## begin INPUT MATERIAL

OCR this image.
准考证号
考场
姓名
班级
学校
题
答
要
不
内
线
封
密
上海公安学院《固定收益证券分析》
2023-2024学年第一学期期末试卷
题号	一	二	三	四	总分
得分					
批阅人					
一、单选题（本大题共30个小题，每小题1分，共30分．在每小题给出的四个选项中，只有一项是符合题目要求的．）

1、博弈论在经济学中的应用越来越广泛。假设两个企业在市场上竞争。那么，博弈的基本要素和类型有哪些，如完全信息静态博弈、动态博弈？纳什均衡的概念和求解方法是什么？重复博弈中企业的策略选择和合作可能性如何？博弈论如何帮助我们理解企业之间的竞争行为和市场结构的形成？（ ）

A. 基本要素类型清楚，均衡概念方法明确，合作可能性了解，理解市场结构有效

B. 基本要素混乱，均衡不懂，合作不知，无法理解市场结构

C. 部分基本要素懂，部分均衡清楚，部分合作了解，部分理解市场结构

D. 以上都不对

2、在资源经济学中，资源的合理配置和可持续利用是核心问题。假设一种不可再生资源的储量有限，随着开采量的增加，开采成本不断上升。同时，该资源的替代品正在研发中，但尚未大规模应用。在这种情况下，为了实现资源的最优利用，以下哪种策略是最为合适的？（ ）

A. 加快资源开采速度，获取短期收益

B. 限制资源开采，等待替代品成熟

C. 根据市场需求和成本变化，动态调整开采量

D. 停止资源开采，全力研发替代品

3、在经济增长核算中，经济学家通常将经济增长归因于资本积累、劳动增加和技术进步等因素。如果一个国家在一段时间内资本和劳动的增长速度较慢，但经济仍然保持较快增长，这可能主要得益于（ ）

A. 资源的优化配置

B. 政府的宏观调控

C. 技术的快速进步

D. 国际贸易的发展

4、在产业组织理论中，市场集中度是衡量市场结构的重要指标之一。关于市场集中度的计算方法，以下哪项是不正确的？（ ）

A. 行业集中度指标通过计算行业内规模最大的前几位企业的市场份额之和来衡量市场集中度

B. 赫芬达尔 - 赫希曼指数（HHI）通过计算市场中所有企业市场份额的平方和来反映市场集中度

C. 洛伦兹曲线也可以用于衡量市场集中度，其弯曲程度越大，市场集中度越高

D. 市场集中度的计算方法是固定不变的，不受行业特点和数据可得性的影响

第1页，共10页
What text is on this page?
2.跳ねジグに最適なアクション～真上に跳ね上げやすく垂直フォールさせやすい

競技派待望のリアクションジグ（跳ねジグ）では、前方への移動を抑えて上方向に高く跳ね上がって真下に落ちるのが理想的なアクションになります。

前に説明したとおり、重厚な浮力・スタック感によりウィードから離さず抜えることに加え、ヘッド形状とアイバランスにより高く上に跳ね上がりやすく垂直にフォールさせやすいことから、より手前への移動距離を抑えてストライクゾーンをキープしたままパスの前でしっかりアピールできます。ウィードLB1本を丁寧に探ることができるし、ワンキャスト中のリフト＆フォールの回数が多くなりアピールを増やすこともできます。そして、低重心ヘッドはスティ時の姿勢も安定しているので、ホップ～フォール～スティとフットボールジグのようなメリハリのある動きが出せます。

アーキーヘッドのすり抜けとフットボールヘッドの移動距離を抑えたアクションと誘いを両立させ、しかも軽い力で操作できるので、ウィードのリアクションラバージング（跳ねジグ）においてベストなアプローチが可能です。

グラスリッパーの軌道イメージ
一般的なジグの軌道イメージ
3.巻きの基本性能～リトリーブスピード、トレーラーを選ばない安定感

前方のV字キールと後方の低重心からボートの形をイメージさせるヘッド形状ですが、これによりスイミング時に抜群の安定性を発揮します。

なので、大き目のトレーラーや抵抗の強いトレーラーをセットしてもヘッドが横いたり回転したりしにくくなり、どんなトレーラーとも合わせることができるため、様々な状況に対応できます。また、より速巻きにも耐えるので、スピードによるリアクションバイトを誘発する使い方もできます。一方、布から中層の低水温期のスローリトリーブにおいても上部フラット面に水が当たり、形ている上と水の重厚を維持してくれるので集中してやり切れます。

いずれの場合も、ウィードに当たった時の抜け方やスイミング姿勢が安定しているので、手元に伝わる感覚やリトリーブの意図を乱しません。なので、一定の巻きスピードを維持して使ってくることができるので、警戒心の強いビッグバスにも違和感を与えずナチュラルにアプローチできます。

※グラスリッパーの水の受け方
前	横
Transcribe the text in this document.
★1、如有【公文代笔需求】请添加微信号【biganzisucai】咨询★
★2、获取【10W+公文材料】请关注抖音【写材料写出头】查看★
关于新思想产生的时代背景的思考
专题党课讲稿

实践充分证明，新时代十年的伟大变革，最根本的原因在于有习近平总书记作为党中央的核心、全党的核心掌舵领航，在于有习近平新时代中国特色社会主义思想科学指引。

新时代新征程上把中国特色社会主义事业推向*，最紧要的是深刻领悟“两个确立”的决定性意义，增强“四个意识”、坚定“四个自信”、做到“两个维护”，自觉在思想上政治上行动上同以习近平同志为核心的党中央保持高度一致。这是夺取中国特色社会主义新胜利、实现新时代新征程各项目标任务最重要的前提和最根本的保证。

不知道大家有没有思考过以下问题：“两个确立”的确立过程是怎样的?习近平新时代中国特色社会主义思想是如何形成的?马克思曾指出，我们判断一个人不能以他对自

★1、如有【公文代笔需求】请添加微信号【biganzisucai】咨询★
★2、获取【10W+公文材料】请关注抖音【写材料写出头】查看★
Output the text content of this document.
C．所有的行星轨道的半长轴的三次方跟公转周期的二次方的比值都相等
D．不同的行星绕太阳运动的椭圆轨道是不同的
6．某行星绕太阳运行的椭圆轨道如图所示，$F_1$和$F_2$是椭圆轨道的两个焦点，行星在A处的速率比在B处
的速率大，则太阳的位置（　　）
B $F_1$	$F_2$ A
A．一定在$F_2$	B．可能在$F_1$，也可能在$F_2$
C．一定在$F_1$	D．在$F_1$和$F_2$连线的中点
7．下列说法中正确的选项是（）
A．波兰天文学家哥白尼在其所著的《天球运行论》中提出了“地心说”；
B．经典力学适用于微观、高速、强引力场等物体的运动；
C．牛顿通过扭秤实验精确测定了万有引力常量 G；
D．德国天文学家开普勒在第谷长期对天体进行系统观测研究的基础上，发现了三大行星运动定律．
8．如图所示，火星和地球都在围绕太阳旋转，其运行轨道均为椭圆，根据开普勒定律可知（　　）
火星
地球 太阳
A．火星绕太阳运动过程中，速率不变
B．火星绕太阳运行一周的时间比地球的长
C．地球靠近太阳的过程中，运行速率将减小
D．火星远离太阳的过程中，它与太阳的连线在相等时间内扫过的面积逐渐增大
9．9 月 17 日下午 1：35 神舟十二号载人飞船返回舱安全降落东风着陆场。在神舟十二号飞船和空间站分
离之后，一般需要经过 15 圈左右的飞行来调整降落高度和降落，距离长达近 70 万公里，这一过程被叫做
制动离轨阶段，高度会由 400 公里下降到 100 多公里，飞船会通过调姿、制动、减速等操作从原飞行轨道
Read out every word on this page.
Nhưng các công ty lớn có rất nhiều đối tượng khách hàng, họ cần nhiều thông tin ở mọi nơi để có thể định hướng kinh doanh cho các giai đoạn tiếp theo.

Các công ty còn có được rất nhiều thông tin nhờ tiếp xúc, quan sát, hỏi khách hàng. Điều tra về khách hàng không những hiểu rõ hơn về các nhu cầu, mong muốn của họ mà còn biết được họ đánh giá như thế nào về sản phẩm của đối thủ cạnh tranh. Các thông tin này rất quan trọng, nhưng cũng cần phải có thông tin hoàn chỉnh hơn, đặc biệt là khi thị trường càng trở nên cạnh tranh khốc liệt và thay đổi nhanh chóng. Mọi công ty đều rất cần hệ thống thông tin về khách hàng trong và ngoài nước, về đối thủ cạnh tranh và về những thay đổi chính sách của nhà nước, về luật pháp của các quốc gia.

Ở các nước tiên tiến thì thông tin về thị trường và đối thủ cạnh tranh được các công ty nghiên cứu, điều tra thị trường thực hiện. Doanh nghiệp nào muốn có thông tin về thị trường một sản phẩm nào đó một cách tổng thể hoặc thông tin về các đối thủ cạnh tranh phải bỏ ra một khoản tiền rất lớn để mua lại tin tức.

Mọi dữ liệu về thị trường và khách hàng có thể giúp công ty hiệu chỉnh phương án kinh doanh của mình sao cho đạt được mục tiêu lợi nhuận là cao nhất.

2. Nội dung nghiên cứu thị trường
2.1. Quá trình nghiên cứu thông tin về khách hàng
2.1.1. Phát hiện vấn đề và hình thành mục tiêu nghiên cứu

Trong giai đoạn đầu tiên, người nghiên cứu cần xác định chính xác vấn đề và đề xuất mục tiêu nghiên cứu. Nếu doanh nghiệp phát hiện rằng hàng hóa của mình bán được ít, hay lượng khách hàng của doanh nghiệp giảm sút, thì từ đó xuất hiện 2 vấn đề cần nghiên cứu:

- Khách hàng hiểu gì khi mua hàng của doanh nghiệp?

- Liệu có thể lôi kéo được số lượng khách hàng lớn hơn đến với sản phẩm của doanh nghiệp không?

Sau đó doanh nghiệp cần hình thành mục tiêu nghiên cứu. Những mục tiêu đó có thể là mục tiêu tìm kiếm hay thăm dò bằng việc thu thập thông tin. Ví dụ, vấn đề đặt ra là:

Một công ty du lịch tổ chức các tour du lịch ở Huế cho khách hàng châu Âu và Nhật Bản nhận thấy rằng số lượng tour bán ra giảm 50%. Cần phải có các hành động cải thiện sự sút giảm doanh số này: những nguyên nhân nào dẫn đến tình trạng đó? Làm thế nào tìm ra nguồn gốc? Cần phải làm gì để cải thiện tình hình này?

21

## end INPUT MATERIAL

EXERCISE PROMPT:
Using the entries above, find all lines with "text". Copy them.

EXPECTED ANSWER:
What text is on this page?
Transcribe the text in this document.
Output the text content of this document.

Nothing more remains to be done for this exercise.